▶ _What you have to do_:
Output the entries verbatim, including every line.

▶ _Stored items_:
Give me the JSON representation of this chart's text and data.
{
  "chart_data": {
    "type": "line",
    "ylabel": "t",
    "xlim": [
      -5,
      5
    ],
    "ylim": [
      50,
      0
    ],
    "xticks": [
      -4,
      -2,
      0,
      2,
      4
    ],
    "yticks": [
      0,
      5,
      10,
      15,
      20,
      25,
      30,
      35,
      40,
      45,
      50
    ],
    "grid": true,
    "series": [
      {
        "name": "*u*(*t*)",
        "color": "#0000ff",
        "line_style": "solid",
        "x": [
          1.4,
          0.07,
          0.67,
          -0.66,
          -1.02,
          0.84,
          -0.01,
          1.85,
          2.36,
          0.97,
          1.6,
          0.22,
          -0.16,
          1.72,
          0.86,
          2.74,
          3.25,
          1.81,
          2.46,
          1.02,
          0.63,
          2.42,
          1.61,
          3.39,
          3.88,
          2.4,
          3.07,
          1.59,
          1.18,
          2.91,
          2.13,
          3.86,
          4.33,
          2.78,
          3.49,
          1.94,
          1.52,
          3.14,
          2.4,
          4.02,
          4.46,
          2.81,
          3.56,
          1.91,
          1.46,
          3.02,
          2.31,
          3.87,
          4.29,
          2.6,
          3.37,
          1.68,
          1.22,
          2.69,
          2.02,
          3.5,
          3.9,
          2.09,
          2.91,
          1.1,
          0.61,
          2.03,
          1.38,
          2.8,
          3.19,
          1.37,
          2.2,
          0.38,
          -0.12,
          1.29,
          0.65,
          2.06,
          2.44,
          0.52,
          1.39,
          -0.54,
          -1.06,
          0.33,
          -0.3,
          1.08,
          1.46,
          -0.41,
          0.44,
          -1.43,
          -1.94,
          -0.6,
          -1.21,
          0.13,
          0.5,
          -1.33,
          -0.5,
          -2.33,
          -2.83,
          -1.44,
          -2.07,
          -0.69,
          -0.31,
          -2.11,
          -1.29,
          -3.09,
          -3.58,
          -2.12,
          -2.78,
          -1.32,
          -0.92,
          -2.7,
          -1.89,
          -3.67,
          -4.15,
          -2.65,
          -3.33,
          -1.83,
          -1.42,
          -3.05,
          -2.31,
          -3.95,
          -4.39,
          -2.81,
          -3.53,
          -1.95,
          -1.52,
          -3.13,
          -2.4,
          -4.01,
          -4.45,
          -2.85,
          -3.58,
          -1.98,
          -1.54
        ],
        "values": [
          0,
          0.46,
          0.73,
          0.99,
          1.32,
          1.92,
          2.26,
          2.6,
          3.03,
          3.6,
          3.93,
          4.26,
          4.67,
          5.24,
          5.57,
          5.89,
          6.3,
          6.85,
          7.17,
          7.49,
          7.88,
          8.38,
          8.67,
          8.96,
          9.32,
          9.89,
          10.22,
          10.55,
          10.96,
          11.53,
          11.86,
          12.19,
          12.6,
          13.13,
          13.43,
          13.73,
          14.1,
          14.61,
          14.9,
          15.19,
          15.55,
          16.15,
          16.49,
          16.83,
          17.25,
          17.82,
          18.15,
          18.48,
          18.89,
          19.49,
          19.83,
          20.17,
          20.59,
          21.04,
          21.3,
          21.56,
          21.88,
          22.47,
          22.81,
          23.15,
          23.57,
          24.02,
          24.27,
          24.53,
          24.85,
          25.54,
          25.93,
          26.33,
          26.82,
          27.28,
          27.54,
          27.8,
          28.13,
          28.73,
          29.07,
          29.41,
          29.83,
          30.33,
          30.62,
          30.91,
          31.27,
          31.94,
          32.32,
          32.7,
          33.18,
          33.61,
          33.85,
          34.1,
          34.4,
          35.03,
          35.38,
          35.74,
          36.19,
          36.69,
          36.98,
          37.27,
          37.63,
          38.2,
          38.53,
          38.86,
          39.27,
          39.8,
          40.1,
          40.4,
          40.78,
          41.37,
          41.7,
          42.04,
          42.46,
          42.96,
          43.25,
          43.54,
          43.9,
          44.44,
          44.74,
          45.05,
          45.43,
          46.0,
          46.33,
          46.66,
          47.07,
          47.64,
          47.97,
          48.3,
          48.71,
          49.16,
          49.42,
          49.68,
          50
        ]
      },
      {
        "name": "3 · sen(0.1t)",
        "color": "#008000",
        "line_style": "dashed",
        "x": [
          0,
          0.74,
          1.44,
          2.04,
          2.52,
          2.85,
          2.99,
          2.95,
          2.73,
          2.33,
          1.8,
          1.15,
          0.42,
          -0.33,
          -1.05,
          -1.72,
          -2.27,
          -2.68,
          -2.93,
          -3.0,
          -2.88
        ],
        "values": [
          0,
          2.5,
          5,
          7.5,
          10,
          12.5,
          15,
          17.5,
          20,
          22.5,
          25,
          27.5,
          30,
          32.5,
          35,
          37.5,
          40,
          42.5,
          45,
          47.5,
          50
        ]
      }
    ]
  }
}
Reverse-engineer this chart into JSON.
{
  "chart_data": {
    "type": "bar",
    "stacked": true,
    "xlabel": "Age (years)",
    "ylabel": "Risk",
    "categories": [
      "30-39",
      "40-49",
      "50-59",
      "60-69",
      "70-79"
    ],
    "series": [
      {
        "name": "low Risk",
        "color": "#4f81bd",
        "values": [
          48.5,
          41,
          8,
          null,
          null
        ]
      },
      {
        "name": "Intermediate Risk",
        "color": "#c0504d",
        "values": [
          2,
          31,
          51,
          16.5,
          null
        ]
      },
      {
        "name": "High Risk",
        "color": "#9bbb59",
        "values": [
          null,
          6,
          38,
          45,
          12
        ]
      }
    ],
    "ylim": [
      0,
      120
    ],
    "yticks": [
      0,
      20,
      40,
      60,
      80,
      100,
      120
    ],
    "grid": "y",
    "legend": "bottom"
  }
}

▶ _Solution_:
Give me the JSON representation of this chart's text and data.
{
  "chart_data": {
    "type": "line",
    "ylabel": "t",
    "xlim": [
      -5,
      5
    ],
    "ylim": [
      50,
      0
    ],
    "xticks": [
      -4,
      -2,
      0,
      2,
      4
    ],
    "yticks": [
      0,
      5,
      10,
      15,
      20,
      25,
      30,
      35,
      40,
      45,
      50
    ],
    "grid": true,
    "series": [
      {
        "name": "*u*(*t*)",
        "color": "#0000ff",
        "line_style": "solid",
        "x": [
          1.4,
          0.07,
          0.67,
          -0.66,
          -1.02,
          0.84,
          -0.01,
          1.85,
          2.36,
          0.97,
          1.6,
          0.22,
          -0.16,
          1.72,
          0.86,
          2.74,
          3.25,
          1.81,
          2.46,
          1.02,
          0.63,
          2.42,
          1.61,
          3.39,
          3.88,
          2.4,
          3.07,
          1.59,
          1.18,
          2.91,
          2.13,
          3.86,
          4.33,
          2.78,
          3.49,
          1.94,
          1.52,
          3.14,
          2.4,
          4.02,
          4.46,
          2.81,
          3.56,
          1.91,
          1.46,
          3.02,
          2.31,
          3.87,
          4.29,
          2.6,
          3.37,
          1.68,
          1.22,
          2.69,
          2.02,
          3.5,
          3.9,
          2.09,
          2.91,
          1.1,
          0.61,
          2.03,
          1.38,
          2.8,
          3.19,
          1.37,
          2.2,
          0.38,
          -0.12,
          1.29,
          0.65,
          2.06,
          2.44,
          0.52,
          1.39,
          -0.54,
          -1.06,
          0.33,
          -0.3,
          1.08,
          1.46,
          -0.41,
          0.44,
          -1.43,
          -1.94,
          -0.6,
          -1.21,
          0.13,
          0.5,
          -1.33,
          -0.5,
          -2.33,
          -2.83,
          -1.44,
          -2.07,
          -0.69,
          -0.31,
          -2.11,
          -1.29,
          -3.09,
          -3.58,
          -2.12,
          -2.78,
          -1.32,
          -0.92,
          -2.7,
          -1.89,
          -3.67,
          -4.15,
          -2.65,
          -3.33,
          -1.83,
          -1.42,
          -3.05,
          -2.31,
          -3.95,
          -4.39,
          -2.81,
          -3.53,
          -1.95,
          -1.52,
          -3.13,
          -2.4,
          -4.01,
          -4.45,
          -2.85,
          -3.58,
          -1.98,
          -1.54
        ],
        "values": [
          0,
          0.46,
          0.73,
          0.99,
          1.32,
          1.92,
          2.26,
          2.6,
          3.03,
          3.6,
          3.93,
          4.26,
          4.67,
          5.24,
          5.57,
          5.89,
          6.3,
          6.85,
          7.17,
          7.49,
          7.88,
          8.38,
          8.67,
          8.96,
          9.32,
          9.89,
          10.22,
          10.55,
          10.96,
          11.53,
          11.86,
          12.19,
          12.6,
          13.13,
          13.43,
          13.73,
          14.1,
          14.61,
          14.9,
          15.19,
          15.55,
          16.15,
          16.49,
          16.83,
          17.25,
          17.82,
          18.15,
          18.48,
          18.89,
          19.49,
          19.83,
          20.17,
          20.59,
          21.04,
          21.3,
          21.56,
          21.88,
          22.47,
          22.81,
          23.15,
          23.57,
          24.02,
          24.27,
          24.53,
          24.85,
          25.54,
          25.93,
          26.33,
          26.82,
          27.28,
          27.54,
          27.8,
          28.13,
          28.73,
          29.07,
          29.41,
          29.83,
          30.33,
          30.62,
          30.91,
          31.27,
          31.94,
          32.32,
          32.7,
          33.18,
          33.61,
          33.85,
          34.1,
          34.4,
          35.03,
          35.38,
          35.74,
          36.19,
          36.69,
          36.98,
          37.27,
          37.63,
          38.2,
          38.53,
          38.86,
          39.27,
          39.8,
          40.1,
          40.4,
          40.78,
          41.37,
          41.7,
          42.04,
          42.46,
          42.96,
          43.25,
          43.54,
          43.9,
          44.44,
          44.74,
          45.05,
          45.43,
          46.0,
          46.33,
          46.66,
          47.07,
          47.64,
          47.97,
          48.3,
          48.71,
          49.16,
          49.42,
          49.68,
          50
        ]
      },
      {
        "name": "3 · sen(0.1t)",
        "color": "#008000",
        "line_style": "dashed",
        "x": [
          0,
          0.74,
          1.44,
          2.04,
          2.52,
          2.85,
          2.99,
          2.95,
          2.73,
          2.33,
          1.8,
          1.15,
          0.42,
          -0.33,
          -1.05,
          -1.72,
          -2.27,
          -2.68,
          -2.93,
          -3.0,
          -2.88
        ],
        "values": [
          0,
          2.5,
          5,
          7.5,
          10,
          12.5,
          15,
          17.5,
          20,
          22.5,
          25,
          27.5,
          30,
          32.5,
          35,
          37.5,
          40,
          42.5,
          45,
          47.5,
          50
        ]
      }
    ]
  }
}
Reverse-engineer this chart into JSON.
{
  "chart_data": {
    "type": "bar",
    "stacked": true,
    "xlabel": "Age (years)",
    "ylabel": "Risk",
    "categories": [
      "30-39",
      "40-49",
      "50-59",
      "60-69",
      "70-79"
    ],
    "series": [
      {
        "name": "low Risk",
        "color": "#4f81bd",
        "values": [
          48.5,
          41,
          8,
          null,
          null
        ]
      },
      {
        "name": "Intermediate Risk",
        "color": "#c0504d",
        "values": [
          2,
          31,
          51,
          16.5,
          null
        ]
      },
      {
        "name": "High Risk",
        "color": "#9bbb59",
        "values": [
          null,
          6,
          38,
          45,
          12
        ]
      }
    ],
    "ylim": [
      0,
      120
    ],
    "yticks": [
      0,
      20,
      40,
      60,
      80,
      100,
      120
    ],
    "grid": "y",
    "legend": "bottom"
  }
}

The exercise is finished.